[Spatial annotation entries]
** START **
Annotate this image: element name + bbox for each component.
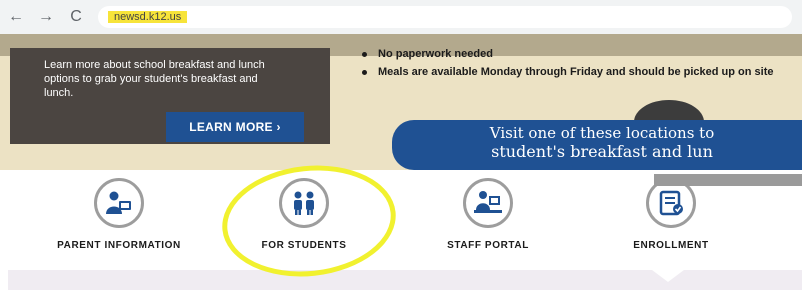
forward-arrow-icon[interactable]: → [38,8,54,26]
students-icon [279,178,329,228]
meal-bullets: No paperwork needed Meals are available … [352,48,802,79]
quick-link-label: FOR STUDENTS [261,240,347,251]
reload-icon[interactable]: C [68,8,84,26]
quick-link-label: STAFF PORTAL [447,240,529,251]
decorative-stripe [654,174,802,186]
bullet-item: Meals are available Monday through Frida… [352,66,792,79]
banner-line-1: Visit one of these locations to [489,124,715,142]
staff-icon [463,178,513,228]
quick-link-enrollment[interactable]: ENROLLMENT [606,178,736,251]
url-text: newsd.k12.us [108,11,188,23]
browser-toolbar: ← → C newsd.k12.us [0,0,802,34]
locations-banner[interactable]: Visit one of these locations to student'… [392,120,802,170]
quick-link-label: ENROLLMENT [633,240,709,251]
parent-icon [94,178,144,228]
learn-more-button[interactable]: LEARN MORE › [166,112,304,142]
page: ← → C newsd.k12.us Learn more about scho… [0,0,802,290]
active-caret-icon [652,270,684,282]
quick-link-staff-portal[interactable]: STAFF PORTAL [423,178,553,251]
hero-section: Learn more about school breakfast and lu… [0,34,802,170]
address-bar[interactable]: newsd.k12.us [98,6,792,28]
meals-info-text: Learn more about school breakfast and lu… [44,59,265,99]
quick-link-label: PARENT INFORMATION [57,240,181,251]
banner-line-2: student's breakfast and lun [491,142,713,161]
quick-link-for-students[interactable]: FOR STUDENTS [239,178,369,251]
quick-link-parent-information[interactable]: PARENT INFORMATION [54,178,184,251]
bullet-item: No paperwork needed [352,48,792,61]
back-arrow-icon[interactable]: ← [8,8,24,26]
** END **
> Exercise prompt:
Copy out the lines of the entries above verbatim, starting at the line that has "forward-arrow-icon[interactable]: → [38,8,54,26]" and ending after the line that has "browser-toolbar: ← →".

> Solved problem:
forward-arrow-icon[interactable]: → [38,8,54,26]
students-icon [279,178,329,228]
meal-bullets: No paperwork needed Meals are available … [352,48,802,79]
quick-link-label: FOR STUDENTS [261,240,347,251]
reload-icon[interactable]: C [68,8,84,26]
quick-link-label: STAFF PORTAL [447,240,529,251]
decorative-stripe [654,174,802,186]
bullet-item: Meals are available Monday through Frida… [352,66,792,79]
banner-line-1: Visit one of these locations to [489,124,715,142]
staff-icon [463,178,513,228]
quick-link-enrollment[interactable]: ENROLLMENT [606,178,736,251]
url-text: newsd.k12.us [108,11,188,23]
browser-toolbar: ← → C newsd.k12.us [0,0,802,34]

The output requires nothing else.